-------- RECORDS FOR THE TASK

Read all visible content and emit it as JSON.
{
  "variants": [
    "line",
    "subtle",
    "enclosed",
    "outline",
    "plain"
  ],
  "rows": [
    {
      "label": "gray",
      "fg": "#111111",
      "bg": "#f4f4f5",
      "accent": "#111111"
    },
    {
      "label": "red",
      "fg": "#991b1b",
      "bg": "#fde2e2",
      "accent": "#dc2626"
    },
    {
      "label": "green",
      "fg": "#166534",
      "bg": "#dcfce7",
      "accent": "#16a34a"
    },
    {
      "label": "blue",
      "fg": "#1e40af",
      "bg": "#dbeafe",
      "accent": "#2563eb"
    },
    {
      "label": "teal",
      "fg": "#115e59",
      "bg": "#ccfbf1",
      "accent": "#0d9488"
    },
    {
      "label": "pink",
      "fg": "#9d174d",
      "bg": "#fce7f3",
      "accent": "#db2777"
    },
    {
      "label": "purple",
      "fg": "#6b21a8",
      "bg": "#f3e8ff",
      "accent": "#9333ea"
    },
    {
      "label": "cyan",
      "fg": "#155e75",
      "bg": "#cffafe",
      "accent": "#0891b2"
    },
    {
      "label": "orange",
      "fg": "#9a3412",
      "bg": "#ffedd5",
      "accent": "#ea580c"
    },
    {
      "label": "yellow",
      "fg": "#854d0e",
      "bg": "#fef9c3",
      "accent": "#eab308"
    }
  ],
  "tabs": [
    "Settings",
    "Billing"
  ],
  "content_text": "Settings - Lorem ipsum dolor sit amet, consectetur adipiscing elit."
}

----------------

WHAT TO PRODUCE:
Recopy all the lines exactly as they appear.

EXERCISE RESPONSE:
Read all visible content and emit it as JSON.
{
  "variants": [
    "line",
    "subtle",
    "enclosed",
    "outline",
    "plain"
  ],
  "rows": [
    {
      "label": "gray",
      "fg": "#111111",
      "bg": "#f4f4f5",
      "accent": "#111111"
    },
    {
      "label": "red",
      "fg": "#991b1b",
      "bg": "#fde2e2",
      "accent": "#dc2626"
    },
    {
      "label": "green",
      "fg": "#166534",
      "bg": "#dcfce7",
      "accent": "#16a34a"
    },
    {
      "label": "blue",
      "fg": "#1e40af",
      "bg": "#dbeafe",
      "accent": "#2563eb"
    },
    {
      "label": "teal",
      "fg": "#115e59",
      "bg": "#ccfbf1",
      "accent": "#0d9488"
    },
    {
      "label": "pink",
      "fg": "#9d174d",
      "bg": "#fce7f3",
      "accent": "#db2777"
    },
    {
      "label": "purple",
      "fg": "#6b21a8",
      "bg": "#f3e8ff",
      "accent": "#9333ea"
    },
    {
      "label": "cyan",
      "fg": "#155e75",
      "bg": "#cffafe",
      "accent": "#0891b2"
    },
    {
      "label": "orange",
      "fg": "#9a3412",
      "bg": "#ffedd5",
      "accent": "#ea580c"
    },
    {
      "label": "yellow",
      "fg": "#854d0e",
      "bg": "#fef9c3",
      "accent": "#eab308"
    }
  ],
  "tabs": [
    "Settings",
    "Billing"
  ],
  "content_text": "Settings - Lorem ipsum dolor sit amet, consectetur adipiscing elit."
}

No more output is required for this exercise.